请把下面列表中的全部内容逐字照抄一遍，答案里不要包含图片。
--- 给定数据 ---
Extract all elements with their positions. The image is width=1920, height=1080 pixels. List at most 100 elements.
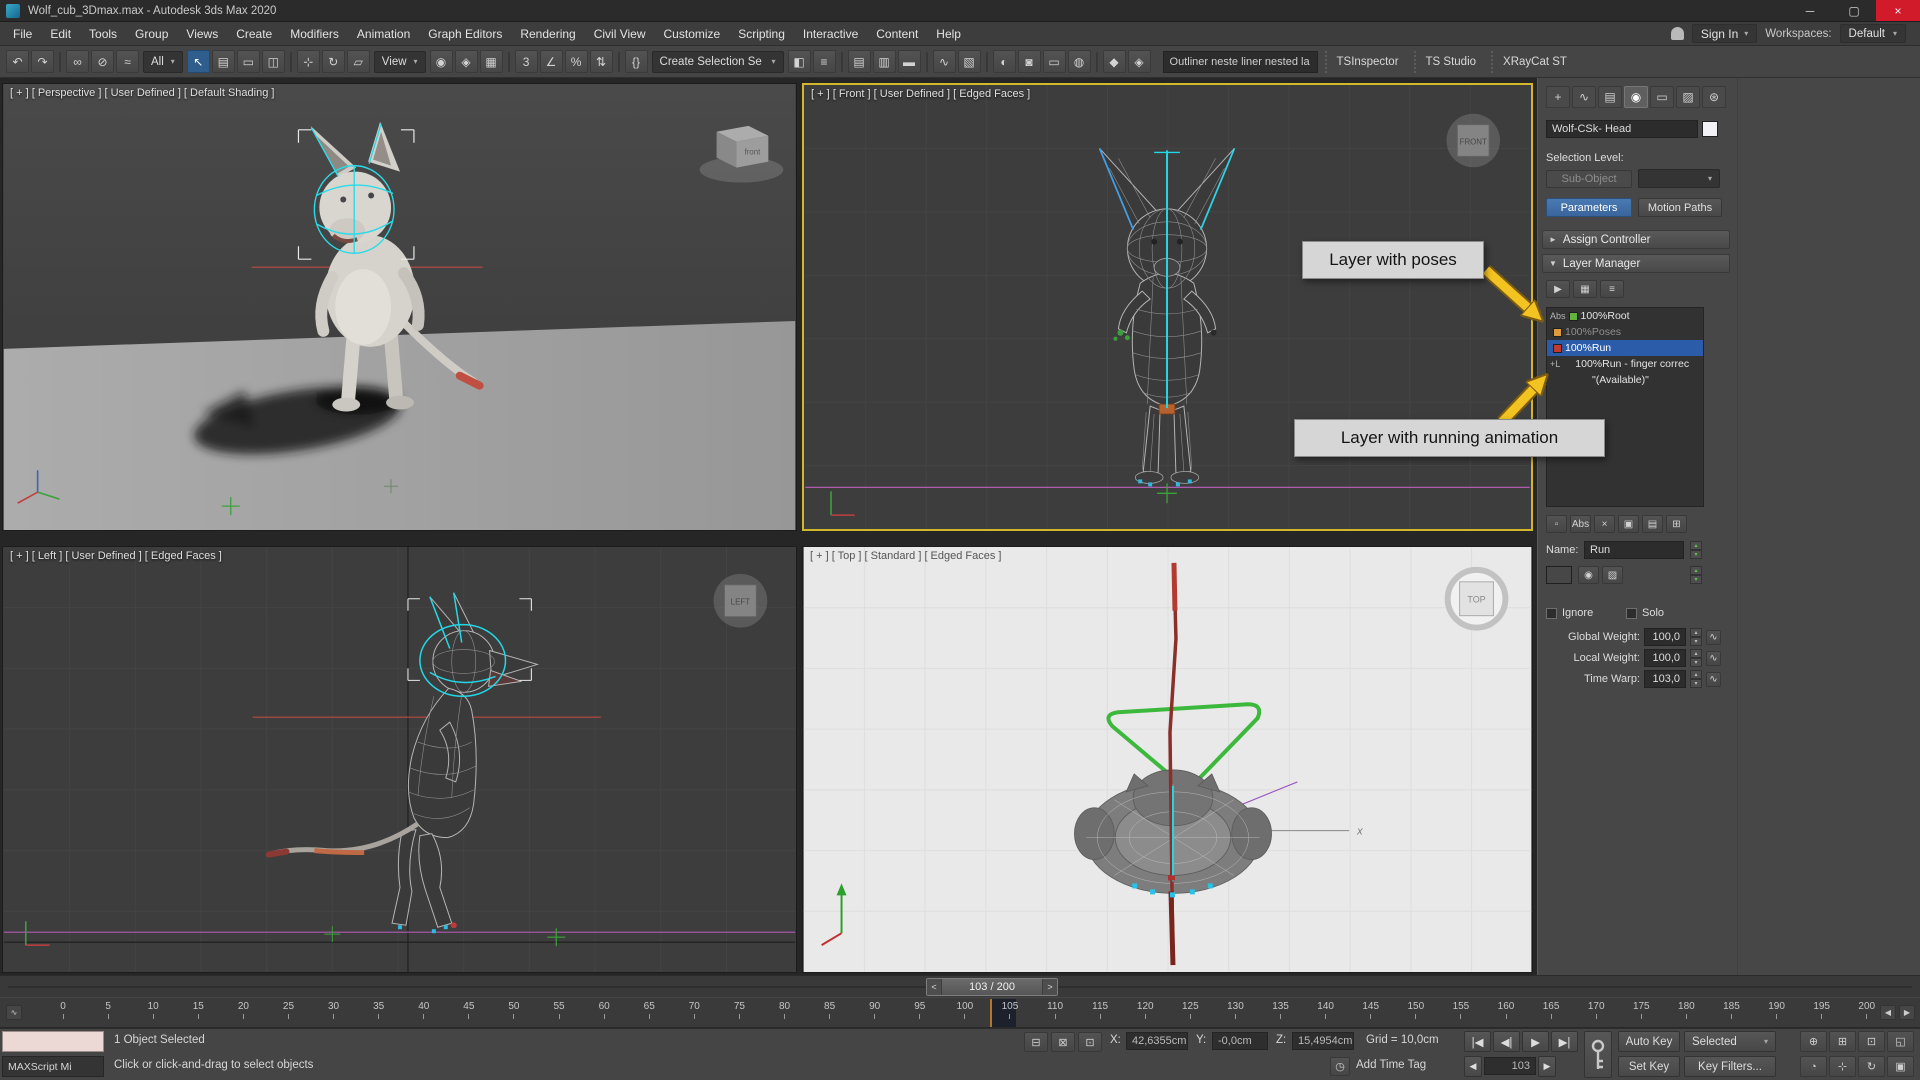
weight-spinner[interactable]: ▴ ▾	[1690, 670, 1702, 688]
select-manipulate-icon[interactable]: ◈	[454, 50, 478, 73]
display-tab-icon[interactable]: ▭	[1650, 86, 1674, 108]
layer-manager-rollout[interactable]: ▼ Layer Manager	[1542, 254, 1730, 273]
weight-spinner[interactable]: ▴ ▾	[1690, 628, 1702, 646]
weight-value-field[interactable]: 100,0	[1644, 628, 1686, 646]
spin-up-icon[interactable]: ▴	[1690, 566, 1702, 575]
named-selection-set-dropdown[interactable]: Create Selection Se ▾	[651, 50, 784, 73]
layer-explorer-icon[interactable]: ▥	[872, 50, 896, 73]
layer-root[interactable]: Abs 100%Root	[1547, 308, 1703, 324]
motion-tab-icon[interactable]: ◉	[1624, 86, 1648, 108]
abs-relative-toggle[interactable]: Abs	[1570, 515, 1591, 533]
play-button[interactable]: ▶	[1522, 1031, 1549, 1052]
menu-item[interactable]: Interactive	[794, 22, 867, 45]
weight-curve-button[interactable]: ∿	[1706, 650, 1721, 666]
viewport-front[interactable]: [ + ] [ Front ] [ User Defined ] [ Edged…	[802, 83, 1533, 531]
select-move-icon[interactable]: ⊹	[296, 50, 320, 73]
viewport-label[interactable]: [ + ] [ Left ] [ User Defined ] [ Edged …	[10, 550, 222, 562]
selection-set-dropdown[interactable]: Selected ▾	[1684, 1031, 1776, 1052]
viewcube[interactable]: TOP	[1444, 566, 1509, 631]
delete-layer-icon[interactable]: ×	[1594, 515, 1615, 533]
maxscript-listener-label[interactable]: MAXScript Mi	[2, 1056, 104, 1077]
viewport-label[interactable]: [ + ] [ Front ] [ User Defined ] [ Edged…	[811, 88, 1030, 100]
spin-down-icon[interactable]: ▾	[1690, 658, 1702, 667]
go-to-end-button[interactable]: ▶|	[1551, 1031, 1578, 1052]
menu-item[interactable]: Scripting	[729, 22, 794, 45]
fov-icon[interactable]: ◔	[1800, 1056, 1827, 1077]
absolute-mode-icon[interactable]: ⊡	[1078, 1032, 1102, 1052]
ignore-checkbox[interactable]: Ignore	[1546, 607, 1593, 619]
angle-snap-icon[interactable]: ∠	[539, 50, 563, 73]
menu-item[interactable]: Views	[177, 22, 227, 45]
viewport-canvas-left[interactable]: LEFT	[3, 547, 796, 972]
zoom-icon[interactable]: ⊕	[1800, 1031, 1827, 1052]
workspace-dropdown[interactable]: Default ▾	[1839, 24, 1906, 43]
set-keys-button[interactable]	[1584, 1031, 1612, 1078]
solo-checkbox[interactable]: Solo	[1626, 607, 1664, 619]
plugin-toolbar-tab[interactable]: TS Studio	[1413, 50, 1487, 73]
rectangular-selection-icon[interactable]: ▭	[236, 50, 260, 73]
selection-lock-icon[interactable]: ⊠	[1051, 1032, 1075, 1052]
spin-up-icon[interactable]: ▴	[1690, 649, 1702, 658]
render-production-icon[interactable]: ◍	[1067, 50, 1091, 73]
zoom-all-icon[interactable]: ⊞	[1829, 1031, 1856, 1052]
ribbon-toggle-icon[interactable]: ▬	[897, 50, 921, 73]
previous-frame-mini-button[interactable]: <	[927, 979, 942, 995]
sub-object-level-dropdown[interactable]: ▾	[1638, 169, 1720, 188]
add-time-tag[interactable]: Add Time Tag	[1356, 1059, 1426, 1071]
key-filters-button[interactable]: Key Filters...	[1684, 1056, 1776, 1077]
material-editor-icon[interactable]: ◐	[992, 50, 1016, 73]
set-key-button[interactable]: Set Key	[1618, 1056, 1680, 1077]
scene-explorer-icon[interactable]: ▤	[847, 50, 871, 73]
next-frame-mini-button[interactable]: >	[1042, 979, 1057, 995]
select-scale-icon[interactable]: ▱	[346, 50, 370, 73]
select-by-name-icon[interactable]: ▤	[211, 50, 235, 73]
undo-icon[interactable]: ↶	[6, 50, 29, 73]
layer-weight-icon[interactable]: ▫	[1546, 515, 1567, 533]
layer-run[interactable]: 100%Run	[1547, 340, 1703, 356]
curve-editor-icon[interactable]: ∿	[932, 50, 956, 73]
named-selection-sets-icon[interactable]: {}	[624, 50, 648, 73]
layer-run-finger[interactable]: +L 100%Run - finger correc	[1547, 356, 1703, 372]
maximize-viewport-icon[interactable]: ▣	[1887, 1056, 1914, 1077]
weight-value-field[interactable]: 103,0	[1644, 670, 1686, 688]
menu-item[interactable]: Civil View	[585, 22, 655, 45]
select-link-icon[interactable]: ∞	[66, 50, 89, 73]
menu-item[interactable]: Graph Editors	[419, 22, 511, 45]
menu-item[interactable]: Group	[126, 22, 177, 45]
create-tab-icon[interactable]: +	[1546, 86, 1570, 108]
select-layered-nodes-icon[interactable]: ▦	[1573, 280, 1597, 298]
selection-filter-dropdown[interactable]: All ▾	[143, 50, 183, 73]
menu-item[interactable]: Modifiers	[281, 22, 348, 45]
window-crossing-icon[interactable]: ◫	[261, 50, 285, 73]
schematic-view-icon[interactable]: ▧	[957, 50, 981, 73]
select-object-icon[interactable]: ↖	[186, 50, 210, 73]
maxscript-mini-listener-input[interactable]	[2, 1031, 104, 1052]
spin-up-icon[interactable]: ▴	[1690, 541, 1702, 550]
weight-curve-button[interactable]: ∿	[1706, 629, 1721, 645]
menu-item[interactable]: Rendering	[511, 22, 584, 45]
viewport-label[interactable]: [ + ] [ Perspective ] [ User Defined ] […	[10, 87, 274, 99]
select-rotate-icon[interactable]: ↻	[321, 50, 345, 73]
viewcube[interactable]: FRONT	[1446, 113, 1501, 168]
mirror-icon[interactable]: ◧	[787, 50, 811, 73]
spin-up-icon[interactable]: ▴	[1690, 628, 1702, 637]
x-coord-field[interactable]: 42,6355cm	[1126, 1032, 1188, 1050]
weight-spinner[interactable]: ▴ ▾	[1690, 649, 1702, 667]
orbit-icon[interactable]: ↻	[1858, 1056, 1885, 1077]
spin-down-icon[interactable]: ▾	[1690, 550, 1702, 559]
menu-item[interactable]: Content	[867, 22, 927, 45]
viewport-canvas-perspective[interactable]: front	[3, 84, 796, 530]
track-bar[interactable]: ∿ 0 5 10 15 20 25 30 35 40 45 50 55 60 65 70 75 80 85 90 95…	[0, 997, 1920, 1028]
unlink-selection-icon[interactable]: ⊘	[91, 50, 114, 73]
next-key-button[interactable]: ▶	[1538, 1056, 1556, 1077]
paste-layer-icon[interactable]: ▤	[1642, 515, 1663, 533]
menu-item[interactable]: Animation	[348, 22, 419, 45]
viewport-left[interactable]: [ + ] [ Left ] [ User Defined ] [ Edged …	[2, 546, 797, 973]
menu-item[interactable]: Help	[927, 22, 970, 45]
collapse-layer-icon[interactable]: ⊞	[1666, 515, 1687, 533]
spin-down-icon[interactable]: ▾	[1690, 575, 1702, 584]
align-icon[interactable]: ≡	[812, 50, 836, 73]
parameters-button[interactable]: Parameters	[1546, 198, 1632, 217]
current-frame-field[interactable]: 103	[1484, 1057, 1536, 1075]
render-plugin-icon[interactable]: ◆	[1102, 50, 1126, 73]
---
> **参考解答**
Extract all elements with their positions. The image is width=1920, height=1080 pixels. List at most 100 elements.
weight-spinner[interactable]: ▴ ▾	[1690, 670, 1702, 688]
select-manipulate-icon[interactable]: ◈	[454, 50, 478, 73]
display-tab-icon[interactable]: ▭	[1650, 86, 1674, 108]
layer-manager-rollout[interactable]: ▼ Layer Manager	[1542, 254, 1730, 273]
weight-spinner[interactable]: ▴ ▾	[1690, 628, 1702, 646]
weight-value-field[interactable]: 100,0	[1644, 628, 1686, 646]
spin-up-icon[interactable]: ▴	[1690, 566, 1702, 575]
named-selection-set-dropdown[interactable]: Create Selection Se ▾	[651, 50, 784, 73]
layer-explorer-icon[interactable]: ▥	[872, 50, 896, 73]
layer-root[interactable]: Abs 100%Root	[1547, 308, 1703, 324]
motion-tab-icon[interactable]: ◉	[1624, 86, 1648, 108]
abs-relative-toggle[interactable]: Abs	[1570, 515, 1591, 533]
play-button[interactable]: ▶	[1522, 1031, 1549, 1052]
menu-item[interactable]: Interactive	[794, 22, 867, 45]
weight-curve-button[interactable]: ∿	[1706, 650, 1721, 666]
viewport-front[interactable]: [ + ] [ Front ] [ User Defined ] [ Edged…	[802, 83, 1533, 531]
select-move-icon[interactable]: ⊹	[296, 50, 320, 73]
viewport-label[interactable]: [ + ] [ Left ] [ User Defined ] [ Edged …	[10, 550, 222, 562]
selection-set-dropdown[interactable]: Selected ▾	[1684, 1031, 1776, 1052]
viewcube[interactable]: TOP	[1444, 566, 1509, 631]
delete-layer-icon[interactable]: ×	[1594, 515, 1615, 533]
maxscript-listener-label[interactable]: MAXScript Mi	[2, 1056, 104, 1077]
viewport-label[interactable]: [ + ] [ Front ] [ User Defined ] [ Edged…	[811, 88, 1030, 100]
spin-down-icon[interactable]: ▾	[1690, 658, 1702, 667]
go-to-end-button[interactable]: ▶|	[1551, 1031, 1578, 1052]
menu-item[interactable]: Scripting	[729, 22, 794, 45]
fov-icon[interactable]: ◔	[1800, 1056, 1827, 1077]
absolute-mode-icon[interactable]: ⊡	[1078, 1032, 1102, 1052]
ignore-checkbox[interactable]: Ignore	[1546, 607, 1593, 619]
angle-snap-icon[interactable]: ∠	[539, 50, 563, 73]
menu-item[interactable]: Views	[177, 22, 227, 45]
viewport-canvas-left[interactable]: LEFT	[3, 547, 796, 972]
zoom-icon[interactable]: ⊕	[1800, 1031, 1827, 1052]
workspace-dropdown[interactable]: Default ▾	[1839, 24, 1906, 43]
set-keys-button[interactable]	[1584, 1031, 1612, 1078]
solo-checkbox[interactable]: Solo	[1626, 607, 1664, 619]
plugin-toolbar-tab[interactable]: TS Studio	[1413, 50, 1487, 73]
rectangular-selection-icon[interactable]: ▭	[236, 50, 260, 73]
selection-lock-icon[interactable]: ⊠	[1051, 1032, 1075, 1052]
spin-up-icon[interactable]: ▴	[1690, 649, 1702, 658]
render-production-icon[interactable]: ◍	[1067, 50, 1091, 73]
zoom-all-icon[interactable]: ⊞	[1829, 1031, 1856, 1052]
ribbon-toggle-icon[interactable]: ▬	[897, 50, 921, 73]
previous-frame-mini-button[interactable]: <	[927, 979, 942, 995]
sub-object-level-dropdown[interactable]: ▾	[1638, 169, 1720, 188]
add-time-tag[interactable]: Add Time Tag	[1356, 1059, 1426, 1071]
key-filters-button[interactable]: Key Filters...	[1684, 1056, 1776, 1077]
material-editor-icon[interactable]: ◐	[992, 50, 1016, 73]
set-key-button[interactable]: Set Key	[1618, 1056, 1680, 1077]
scene-explorer-icon[interactable]: ▤	[847, 50, 871, 73]
next-frame-mini-button[interactable]: >	[1042, 979, 1057, 995]
select-scale-icon[interactable]: ▱	[346, 50, 370, 73]
select-by-name-icon[interactable]: ▤	[211, 50, 235, 73]
undo-icon[interactable]: ↶	[6, 50, 29, 73]
layer-weight-icon[interactable]: ▫	[1546, 515, 1567, 533]
layer-run[interactable]: 100%Run	[1547, 340, 1703, 356]
curve-editor-icon[interactable]: ∿	[932, 50, 956, 73]
named-selection-sets-icon[interactable]: {}	[624, 50, 648, 73]
layer-run-finger[interactable]: +L 100%Run - finger correc	[1547, 356, 1703, 372]
maximize-viewport-icon[interactable]: ▣	[1887, 1056, 1914, 1077]
weight-value-field[interactable]: 103,0	[1644, 670, 1686, 688]
menu-item[interactable]: Civil View	[585, 22, 655, 45]
select-link-icon[interactable]: ∞	[66, 50, 89, 73]
menu-item[interactable]: Graph Editors	[419, 22, 511, 45]
menu-item[interactable]: Group	[126, 22, 177, 45]
create-tab-icon[interactable]: +	[1546, 86, 1570, 108]
select-layered-nodes-icon[interactable]: ▦	[1573, 280, 1597, 298]
selection-filter-dropdown[interactable]: All ▾	[143, 50, 183, 73]
menu-item[interactable]: Modifiers	[281, 22, 348, 45]
window-crossing-icon[interactable]: ◫	[261, 50, 285, 73]
schematic-view-icon[interactable]: ▧	[957, 50, 981, 73]
select-object-icon[interactable]: ↖	[186, 50, 210, 73]
maxscript-mini-listener-input[interactable]	[2, 1031, 104, 1052]
spin-up-icon[interactable]: ▴	[1690, 541, 1702, 550]
weight-curve-button[interactable]: ∿	[1706, 629, 1721, 645]
menu-item[interactable]: Rendering	[511, 22, 584, 45]
viewport-label[interactable]: [ + ] [ Perspective ] [ User Defined ] […	[10, 87, 274, 99]
select-rotate-icon[interactable]: ↻	[321, 50, 345, 73]
viewcube[interactable]: FRONT	[1446, 113, 1501, 168]
mirror-icon[interactable]: ◧	[787, 50, 811, 73]
spin-up-icon[interactable]: ▴	[1690, 628, 1702, 637]
x-coord-field[interactable]: 42,6355cm	[1126, 1032, 1188, 1050]
weight-spinner[interactable]: ▴ ▾	[1690, 649, 1702, 667]
orbit-icon[interactable]: ↻	[1858, 1056, 1885, 1077]
spin-down-icon[interactable]: ▾	[1690, 550, 1702, 559]
menu-item[interactable]: Content	[867, 22, 927, 45]
viewport-canvas-perspective[interactable]: front	[3, 84, 796, 530]
track-bar[interactable]: ∿ 0 5 10 15 20 25 30 35 40 45 50 55 60 65 70 75 80 85 90 95…	[0, 997, 1920, 1028]
unlink-selection-icon[interactable]: ⊘	[91, 50, 114, 73]
next-key-button[interactable]: ▶	[1538, 1056, 1556, 1077]
paste-layer-icon[interactable]: ▤	[1642, 515, 1663, 533]
menu-item[interactable]: Animation	[348, 22, 419, 45]
viewport-left[interactable]: [ + ] [ Left ] [ User Defined ] [ Edged …	[2, 546, 797, 973]
menu-item[interactable]: Help	[927, 22, 970, 45]
collapse-layer-icon[interactable]: ⊞	[1666, 515, 1687, 533]
spin-down-icon[interactable]: ▾	[1690, 575, 1702, 584]
align-icon[interactable]: ≡	[812, 50, 836, 73]
parameters-button[interactable]: Parameters	[1546, 198, 1632, 217]
current-frame-field[interactable]: 103	[1484, 1057, 1536, 1075]
render-plugin-icon[interactable]: ◆	[1102, 50, 1126, 73]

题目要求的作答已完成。